**Set exercise**
Below, repeat the lines of material between the line holding "Patent image size: (663, 429)." and the line holding "The terminals 16 is at (138, 233).", inclusive, and write them out unchanged.

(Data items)

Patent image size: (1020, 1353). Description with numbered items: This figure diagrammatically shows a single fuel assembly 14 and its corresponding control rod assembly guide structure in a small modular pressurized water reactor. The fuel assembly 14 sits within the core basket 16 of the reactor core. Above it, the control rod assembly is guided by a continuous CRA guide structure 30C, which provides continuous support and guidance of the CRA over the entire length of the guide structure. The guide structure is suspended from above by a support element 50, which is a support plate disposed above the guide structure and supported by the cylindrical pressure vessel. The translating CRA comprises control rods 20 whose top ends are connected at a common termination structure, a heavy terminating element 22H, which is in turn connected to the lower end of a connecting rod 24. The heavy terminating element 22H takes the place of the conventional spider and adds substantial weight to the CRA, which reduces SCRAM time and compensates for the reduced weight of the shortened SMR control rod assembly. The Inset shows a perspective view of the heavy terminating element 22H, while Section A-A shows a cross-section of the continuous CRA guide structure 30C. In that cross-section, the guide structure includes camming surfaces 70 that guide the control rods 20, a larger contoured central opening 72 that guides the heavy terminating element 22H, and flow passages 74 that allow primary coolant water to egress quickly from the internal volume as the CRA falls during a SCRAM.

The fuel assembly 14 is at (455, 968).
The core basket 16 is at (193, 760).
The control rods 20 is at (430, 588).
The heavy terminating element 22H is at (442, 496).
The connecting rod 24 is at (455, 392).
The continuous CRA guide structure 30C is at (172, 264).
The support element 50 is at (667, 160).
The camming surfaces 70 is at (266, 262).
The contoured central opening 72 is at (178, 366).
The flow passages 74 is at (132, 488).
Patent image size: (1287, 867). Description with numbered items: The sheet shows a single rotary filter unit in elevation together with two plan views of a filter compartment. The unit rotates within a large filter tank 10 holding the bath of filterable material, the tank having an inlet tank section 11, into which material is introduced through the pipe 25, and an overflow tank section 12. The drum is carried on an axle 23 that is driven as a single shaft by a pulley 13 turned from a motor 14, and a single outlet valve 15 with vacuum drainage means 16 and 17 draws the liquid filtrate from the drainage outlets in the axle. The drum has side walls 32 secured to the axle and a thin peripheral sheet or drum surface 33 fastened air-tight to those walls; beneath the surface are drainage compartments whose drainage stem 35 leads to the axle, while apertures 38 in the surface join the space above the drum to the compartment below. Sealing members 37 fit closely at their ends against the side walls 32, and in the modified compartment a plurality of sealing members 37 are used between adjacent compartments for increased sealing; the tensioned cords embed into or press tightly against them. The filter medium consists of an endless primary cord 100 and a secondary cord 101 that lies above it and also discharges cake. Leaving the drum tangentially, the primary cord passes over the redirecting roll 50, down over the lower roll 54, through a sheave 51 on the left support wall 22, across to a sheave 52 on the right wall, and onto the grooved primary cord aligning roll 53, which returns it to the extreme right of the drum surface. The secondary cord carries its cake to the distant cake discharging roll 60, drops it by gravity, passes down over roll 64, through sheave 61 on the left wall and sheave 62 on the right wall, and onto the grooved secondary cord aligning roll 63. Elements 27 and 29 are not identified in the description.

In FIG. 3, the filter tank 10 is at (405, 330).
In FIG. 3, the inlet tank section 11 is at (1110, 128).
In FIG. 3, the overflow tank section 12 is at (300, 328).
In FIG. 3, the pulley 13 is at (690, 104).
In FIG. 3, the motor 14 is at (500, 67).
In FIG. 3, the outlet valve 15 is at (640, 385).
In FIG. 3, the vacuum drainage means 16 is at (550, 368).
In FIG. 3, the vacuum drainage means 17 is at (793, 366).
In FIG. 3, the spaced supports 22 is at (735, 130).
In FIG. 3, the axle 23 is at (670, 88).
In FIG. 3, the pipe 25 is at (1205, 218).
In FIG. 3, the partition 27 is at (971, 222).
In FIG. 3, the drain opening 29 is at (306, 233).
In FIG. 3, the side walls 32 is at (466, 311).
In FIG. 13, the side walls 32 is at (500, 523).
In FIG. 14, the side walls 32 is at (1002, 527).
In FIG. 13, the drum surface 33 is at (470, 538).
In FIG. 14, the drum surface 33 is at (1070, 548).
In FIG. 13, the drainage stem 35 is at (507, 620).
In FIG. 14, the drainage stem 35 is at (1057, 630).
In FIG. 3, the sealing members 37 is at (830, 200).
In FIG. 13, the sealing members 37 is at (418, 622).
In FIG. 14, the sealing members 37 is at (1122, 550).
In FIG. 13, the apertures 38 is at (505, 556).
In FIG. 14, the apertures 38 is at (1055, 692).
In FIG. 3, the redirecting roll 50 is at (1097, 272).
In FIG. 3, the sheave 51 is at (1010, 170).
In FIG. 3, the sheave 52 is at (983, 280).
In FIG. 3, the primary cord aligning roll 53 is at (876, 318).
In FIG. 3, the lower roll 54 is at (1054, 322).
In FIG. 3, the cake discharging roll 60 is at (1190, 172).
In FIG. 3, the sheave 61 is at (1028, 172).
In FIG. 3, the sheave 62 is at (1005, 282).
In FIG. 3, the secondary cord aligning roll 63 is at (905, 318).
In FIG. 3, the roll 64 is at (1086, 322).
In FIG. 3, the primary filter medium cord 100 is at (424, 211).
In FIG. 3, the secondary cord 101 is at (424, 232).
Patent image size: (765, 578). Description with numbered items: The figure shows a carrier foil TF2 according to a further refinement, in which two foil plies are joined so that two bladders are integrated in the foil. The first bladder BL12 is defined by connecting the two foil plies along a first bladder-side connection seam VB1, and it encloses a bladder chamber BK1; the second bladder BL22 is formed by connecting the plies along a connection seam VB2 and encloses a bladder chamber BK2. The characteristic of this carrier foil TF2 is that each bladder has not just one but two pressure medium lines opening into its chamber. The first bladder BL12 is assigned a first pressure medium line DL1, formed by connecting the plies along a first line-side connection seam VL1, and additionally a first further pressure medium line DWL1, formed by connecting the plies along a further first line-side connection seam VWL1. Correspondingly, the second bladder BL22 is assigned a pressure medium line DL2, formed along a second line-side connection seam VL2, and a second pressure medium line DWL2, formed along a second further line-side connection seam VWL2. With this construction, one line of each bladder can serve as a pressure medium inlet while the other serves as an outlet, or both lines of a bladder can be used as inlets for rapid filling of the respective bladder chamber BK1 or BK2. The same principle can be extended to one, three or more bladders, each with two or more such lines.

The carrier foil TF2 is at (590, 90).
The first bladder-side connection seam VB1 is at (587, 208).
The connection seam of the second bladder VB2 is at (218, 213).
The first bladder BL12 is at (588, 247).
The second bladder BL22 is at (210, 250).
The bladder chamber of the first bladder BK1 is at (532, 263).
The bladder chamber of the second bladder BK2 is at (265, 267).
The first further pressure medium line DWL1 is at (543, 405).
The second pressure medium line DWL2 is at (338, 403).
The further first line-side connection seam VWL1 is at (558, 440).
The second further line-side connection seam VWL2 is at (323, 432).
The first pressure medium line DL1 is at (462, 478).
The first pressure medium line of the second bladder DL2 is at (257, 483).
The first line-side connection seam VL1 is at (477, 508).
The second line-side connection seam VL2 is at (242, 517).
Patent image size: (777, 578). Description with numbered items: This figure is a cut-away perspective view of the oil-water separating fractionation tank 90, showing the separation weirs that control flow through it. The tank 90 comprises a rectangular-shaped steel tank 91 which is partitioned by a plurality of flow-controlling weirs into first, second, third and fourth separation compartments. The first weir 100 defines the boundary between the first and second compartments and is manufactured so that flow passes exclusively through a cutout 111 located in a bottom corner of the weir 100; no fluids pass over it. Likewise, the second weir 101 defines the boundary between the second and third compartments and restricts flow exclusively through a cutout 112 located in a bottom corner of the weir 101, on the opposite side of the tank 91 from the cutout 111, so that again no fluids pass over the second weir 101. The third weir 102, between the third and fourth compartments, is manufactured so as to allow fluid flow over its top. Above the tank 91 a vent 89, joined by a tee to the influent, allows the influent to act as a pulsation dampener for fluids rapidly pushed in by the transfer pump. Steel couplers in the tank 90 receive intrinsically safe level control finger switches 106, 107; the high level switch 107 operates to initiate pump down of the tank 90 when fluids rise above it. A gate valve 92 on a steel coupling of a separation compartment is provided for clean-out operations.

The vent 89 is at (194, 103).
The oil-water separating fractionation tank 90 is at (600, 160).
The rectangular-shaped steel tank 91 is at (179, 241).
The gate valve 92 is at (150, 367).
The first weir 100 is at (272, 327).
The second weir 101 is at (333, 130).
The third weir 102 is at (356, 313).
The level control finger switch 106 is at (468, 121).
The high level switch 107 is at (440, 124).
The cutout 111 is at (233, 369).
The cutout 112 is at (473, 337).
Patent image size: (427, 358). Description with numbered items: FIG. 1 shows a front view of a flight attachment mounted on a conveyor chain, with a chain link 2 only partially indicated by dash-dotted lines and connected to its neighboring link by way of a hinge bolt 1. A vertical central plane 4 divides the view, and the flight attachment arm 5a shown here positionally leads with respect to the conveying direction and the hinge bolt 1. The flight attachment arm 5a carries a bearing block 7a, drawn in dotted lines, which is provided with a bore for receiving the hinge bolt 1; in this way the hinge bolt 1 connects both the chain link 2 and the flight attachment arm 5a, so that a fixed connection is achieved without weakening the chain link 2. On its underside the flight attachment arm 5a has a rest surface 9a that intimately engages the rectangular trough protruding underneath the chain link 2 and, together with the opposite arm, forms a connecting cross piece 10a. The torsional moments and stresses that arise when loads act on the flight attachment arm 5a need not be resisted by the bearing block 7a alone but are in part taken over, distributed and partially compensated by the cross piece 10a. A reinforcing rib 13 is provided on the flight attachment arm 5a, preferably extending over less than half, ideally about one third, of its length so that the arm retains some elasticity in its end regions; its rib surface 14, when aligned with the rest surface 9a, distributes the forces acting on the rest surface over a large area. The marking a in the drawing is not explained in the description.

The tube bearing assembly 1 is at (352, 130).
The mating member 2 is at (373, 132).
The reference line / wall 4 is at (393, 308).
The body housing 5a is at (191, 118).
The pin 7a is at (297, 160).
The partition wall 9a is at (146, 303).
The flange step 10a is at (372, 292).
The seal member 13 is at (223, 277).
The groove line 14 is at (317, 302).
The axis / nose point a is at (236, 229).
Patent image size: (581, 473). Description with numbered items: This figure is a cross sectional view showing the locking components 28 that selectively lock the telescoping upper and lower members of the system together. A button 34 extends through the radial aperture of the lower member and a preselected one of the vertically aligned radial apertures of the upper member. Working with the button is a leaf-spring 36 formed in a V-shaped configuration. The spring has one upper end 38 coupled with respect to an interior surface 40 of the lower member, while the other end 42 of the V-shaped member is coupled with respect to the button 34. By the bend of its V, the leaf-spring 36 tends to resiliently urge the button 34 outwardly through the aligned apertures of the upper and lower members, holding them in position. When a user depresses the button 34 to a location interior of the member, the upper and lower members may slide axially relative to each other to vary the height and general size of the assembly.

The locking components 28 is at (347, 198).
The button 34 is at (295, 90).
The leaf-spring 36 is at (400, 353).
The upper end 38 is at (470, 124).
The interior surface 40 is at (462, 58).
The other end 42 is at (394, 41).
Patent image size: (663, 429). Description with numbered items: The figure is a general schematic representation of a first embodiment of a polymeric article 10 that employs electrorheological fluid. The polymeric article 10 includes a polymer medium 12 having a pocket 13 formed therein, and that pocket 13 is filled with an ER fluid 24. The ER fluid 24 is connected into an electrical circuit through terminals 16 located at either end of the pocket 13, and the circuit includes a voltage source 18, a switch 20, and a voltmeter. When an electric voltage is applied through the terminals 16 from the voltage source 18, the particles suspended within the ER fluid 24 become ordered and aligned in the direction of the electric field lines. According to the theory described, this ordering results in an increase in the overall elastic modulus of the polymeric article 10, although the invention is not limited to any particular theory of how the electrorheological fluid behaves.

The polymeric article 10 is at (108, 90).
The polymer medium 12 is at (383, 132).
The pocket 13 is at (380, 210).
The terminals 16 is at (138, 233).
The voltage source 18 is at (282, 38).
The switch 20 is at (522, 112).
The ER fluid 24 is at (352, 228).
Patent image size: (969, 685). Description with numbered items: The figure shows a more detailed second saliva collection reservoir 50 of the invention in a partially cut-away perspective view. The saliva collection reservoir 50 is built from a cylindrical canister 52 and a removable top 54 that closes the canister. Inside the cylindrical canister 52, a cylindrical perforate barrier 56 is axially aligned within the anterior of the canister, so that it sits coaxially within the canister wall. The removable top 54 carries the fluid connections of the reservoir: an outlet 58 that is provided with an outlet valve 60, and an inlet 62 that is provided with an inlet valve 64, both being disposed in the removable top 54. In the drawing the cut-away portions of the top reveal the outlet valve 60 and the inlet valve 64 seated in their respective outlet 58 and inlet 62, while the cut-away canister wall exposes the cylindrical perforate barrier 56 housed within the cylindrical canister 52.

**Written response**
Patent image size: (663, 429). Description with numbered items: The figure is a general schematic representation of a first embodiment of a polymeric article 10 that employs electrorheological fluid. The polymeric article 10 includes a polymer medium 12 having a pocket 13 formed therein, and that pocket 13 is filled with an ER fluid 24. The ER fluid 24 is connected into an electrical circuit through terminals 16 located at either end of the pocket 13, and the circuit includes a voltage source 18, a switch 20, and a voltmeter. When an electric voltage is applied through the terminals 16 from the voltage source 18, the particles suspended within the ER fluid 24 become ordered and aligned in the direction of the electric field lines. According to the theory described, this ordering results in an increase in the overall elastic modulus of the polymeric article 10, although the invention is not limited to any particular theory of how the electrorheological fluid behaves.

The polymeric article 10 is at (108, 90).
The polymer medium 12 is at (383, 132).
The pocket 13 is at (380, 210).
The terminals 16 is at (138, 233).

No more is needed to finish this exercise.